Your copy should contain exactly the lines from the one that holds "Output a JSON" through the end of the material, reproduced as written, with no pictures.

(Records that describe figures)

'''

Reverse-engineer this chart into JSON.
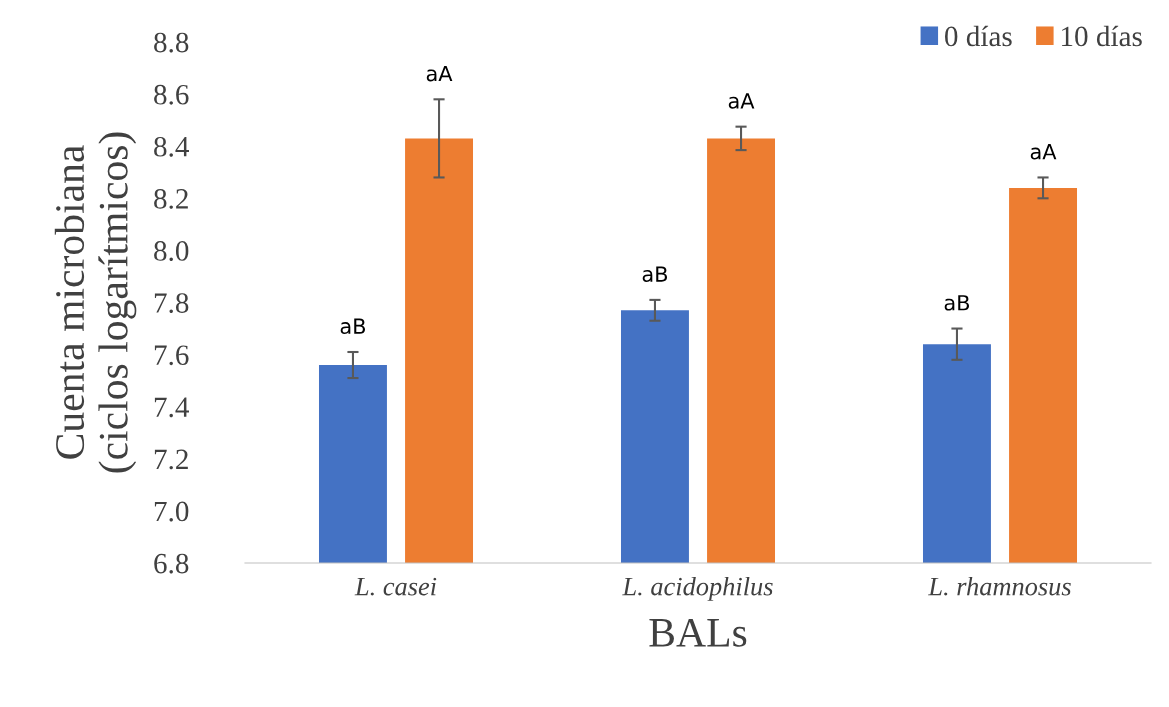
{
  "chart_data": {
    "type": "bar",
    "xlabel": "BALs",
    "ylabel": "Cuenta microbiana\n(ciclos logarítmicos)",
    "categories": [
      "L. casei",
      "L. acidophilus",
      "L. rhamnosus"
    ],
    "series": [
      {
        "name": "0 días",
        "color": "#4472c4",
        "values": [
          7.56,
          7.77,
          7.64
        ],
        "errors": [
          0.05,
          0.04,
          0.06
        ],
        "value_labels": [
          "aB",
          "aB",
          "aB"
        ]
      },
      {
        "name": "10 días",
        "color": "#ed7d31",
        "values": [
          8.43,
          8.43,
          8.24
        ],
        "errors": [
          0.15,
          0.045,
          0.04
        ],
        "value_labels": [
          "aA",
          "aA",
          "aA"
        ]
      }
    ],
    "ylim": [
      6.8,
      8.8
    ],
    "yticks": [
      {
        "value": 6.8,
        "label": "6.8"
      },
      {
        "value": 7.0,
        "label": "7.0"
      },
      {
        "value": 7.2,
        "label": "7.2"
      },
      {
        "value": 7.4,
        "label": "7.4"
      },
      {
        "value": 7.6,
        "label": "7.6"
      },
      {
        "value": 7.8,
        "label": "7.8"
      },
      {
        "value": 8.0,
        "label": "8.0"
      },
      {
        "value": 8.2,
        "label": "8.2"
      },
      {
        "value": 8.4,
        "label": "8.4"
      },
      {
        "value": 8.6,
        "label": "8.6"
      },
      {
        "value": 8.8,
        "label": "8.8"
      }
    ],
    "grid": false,
    "legend": "top right"
  }
}
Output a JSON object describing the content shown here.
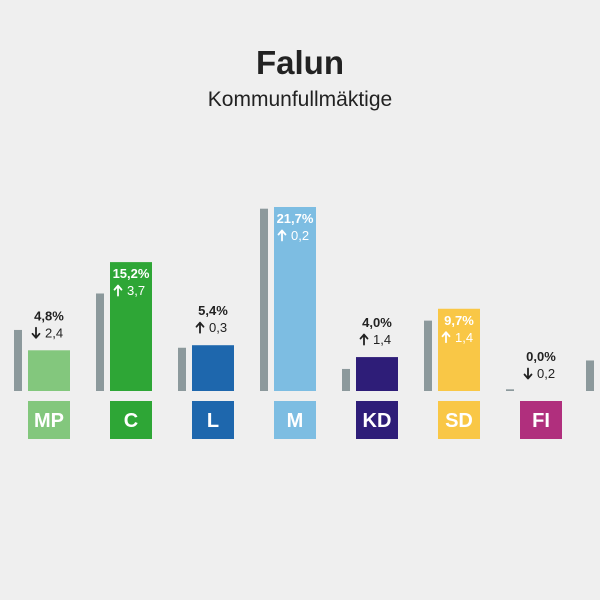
{
  "header": {
    "title": "Falun",
    "subtitle": "Kommunfullmäktige"
  },
  "chart_data": {
    "type": "bar",
    "title": "Falun",
    "subtitle": "Kommunfullmäktige",
    "categories": [
      "MP",
      "C",
      "L",
      "M",
      "KD",
      "SD",
      "FI"
    ],
    "series": [
      {
        "values": [
          4.8,
          15.2,
          5.4,
          21.7,
          4.0,
          9.7,
          0.0
        ]
      },
      {
        "values": [
          7.2,
          11.5,
          5.1,
          21.5,
          2.6,
          8.3,
          0.2
        ]
      }
    ],
    "value_labels": [
      "4,8%",
      "15,2%",
      "5,4%",
      "21,7%",
      "4,0%",
      "9,7%",
      "0,0%"
    ],
    "changes": [
      {
        "dir": "down",
        "text": "2,4"
      },
      {
        "dir": "up",
        "text": "3,7"
      },
      {
        "dir": "up",
        "text": "0,3"
      },
      {
        "dir": "up",
        "text": "0,2"
      },
      {
        "dir": "up",
        "text": "1,4"
      },
      {
        "dir": "up",
        "text": "1,4"
      },
      {
        "dir": "down",
        "text": "0,2"
      }
    ],
    "trailing_previous_value": 3.6,
    "colors": {
      "MP": "#83c77d",
      "C": "#2ea636",
      "L": "#1e67ad",
      "M": "#7dbde2",
      "KD": "#2e1d78",
      "SD": "#f9c746",
      "FI": "#b02f7d",
      "previous": "#8c999c"
    },
    "inside_label_color": "#ffffff",
    "outside_label_color": "#222222"
  }
}
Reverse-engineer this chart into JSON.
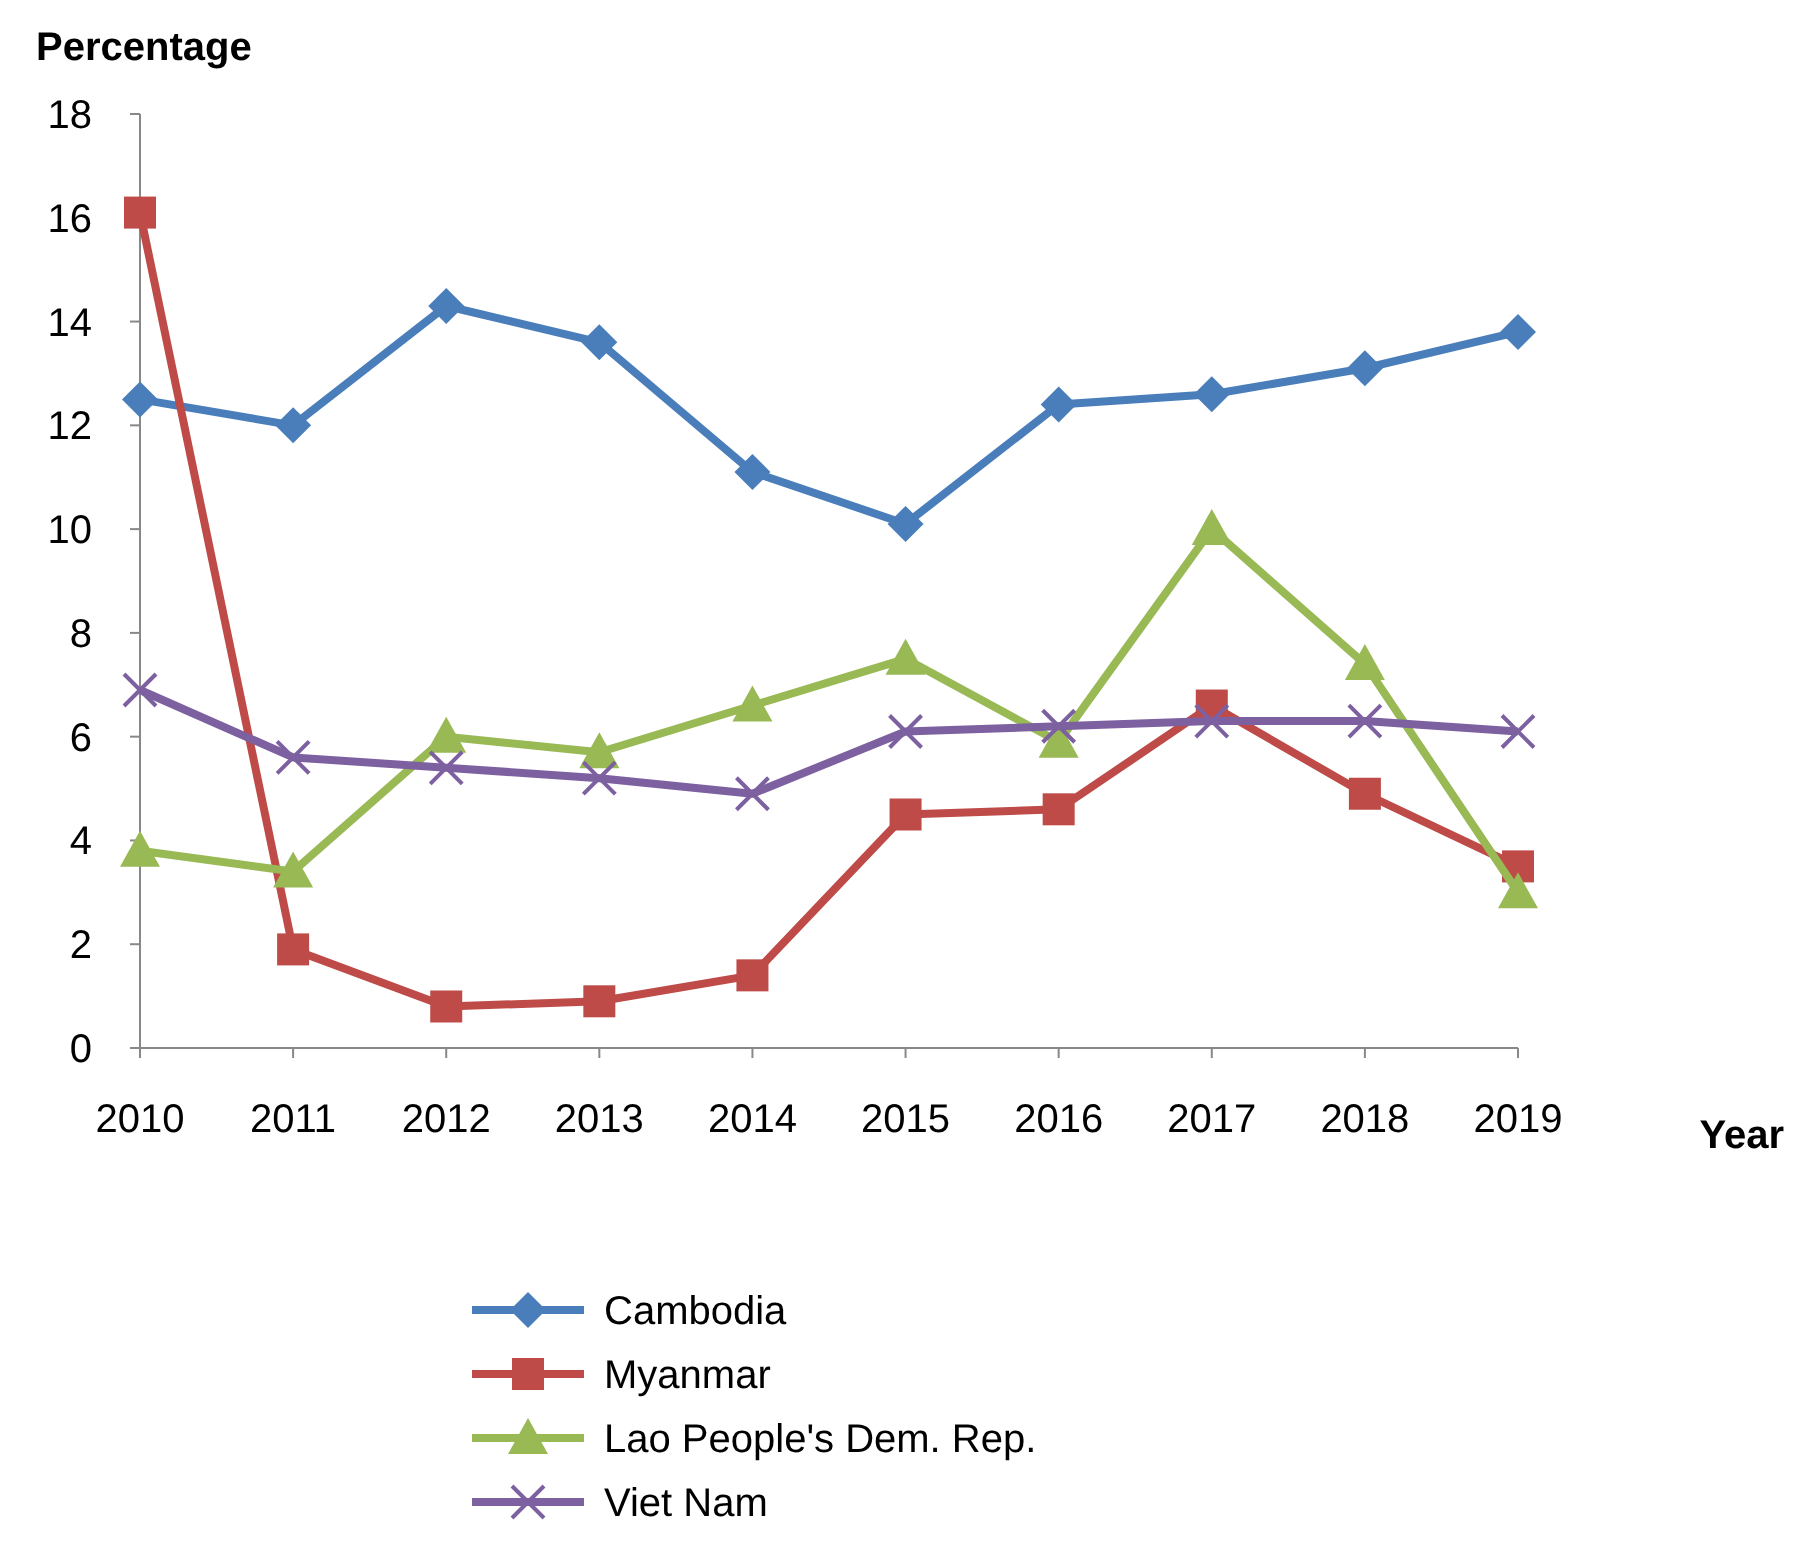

'''

TASK RESPONSE »
Output a JSON object describing the content shown here.
{
  "header": {
    "title": "Falun",
    "subtitle": "Kommunfullmäktige"
  },
  "chart_data": {
    "type": "bar",
    "title": "Falun",
    "subtitle": "Kommunfullmäktige",
    "categories": [
      "MP",
      "C",
      "L",
      "M",
      "KD",
      "SD",
      "FI"
    ],
    "series": [
      {
        "values": [
          4.8,
          15.2,
          5.4,
          21.7,
          4.0,
          9.7,
          0.0
        ]
      },
      {
        "values": [
          7.2,
          11.5,
          5.1,
          21.5,
          2.6,
          8.3,
          0.2
        ]
      }
    ],
    "value_labels": [
      "4,8%",
      "15,2%",
      "5,4%",
      "21,7%",
      "4,0%",
      "9,7%",
      "0,0%"
    ],
    "changes": [
      {
        "dir": "down",
        "text": "2,4"
      },
      {
        "dir": "up",
        "text": "3,7"
      },
      {
        "dir": "up",
        "text": "0,3"
      },
      {
        "dir": "up",
        "text": "0,2"
      },
      {
        "dir": "up",
        "text": "1,4"
      },
      {
        "dir": "up",
        "text": "1,4"
      },
      {
        "dir": "down",
        "text": "0,2"
      }
    ],
    "trailing_previous_value": 3.6,
    "colors": {
      "MP": "#83c77d",
      "C": "#2ea636",
      "L": "#1e67ad",
      "M": "#7dbde2",
      "KD": "#2e1d78",
      "SD": "#f9c746",
      "FI": "#b02f7d",
      "previous": "#8c999c"
    },
    "inside_label_color": "#ffffff",
    "outside_label_color": "#222222"
  }
}
Reverse-engineer this chart into JSON.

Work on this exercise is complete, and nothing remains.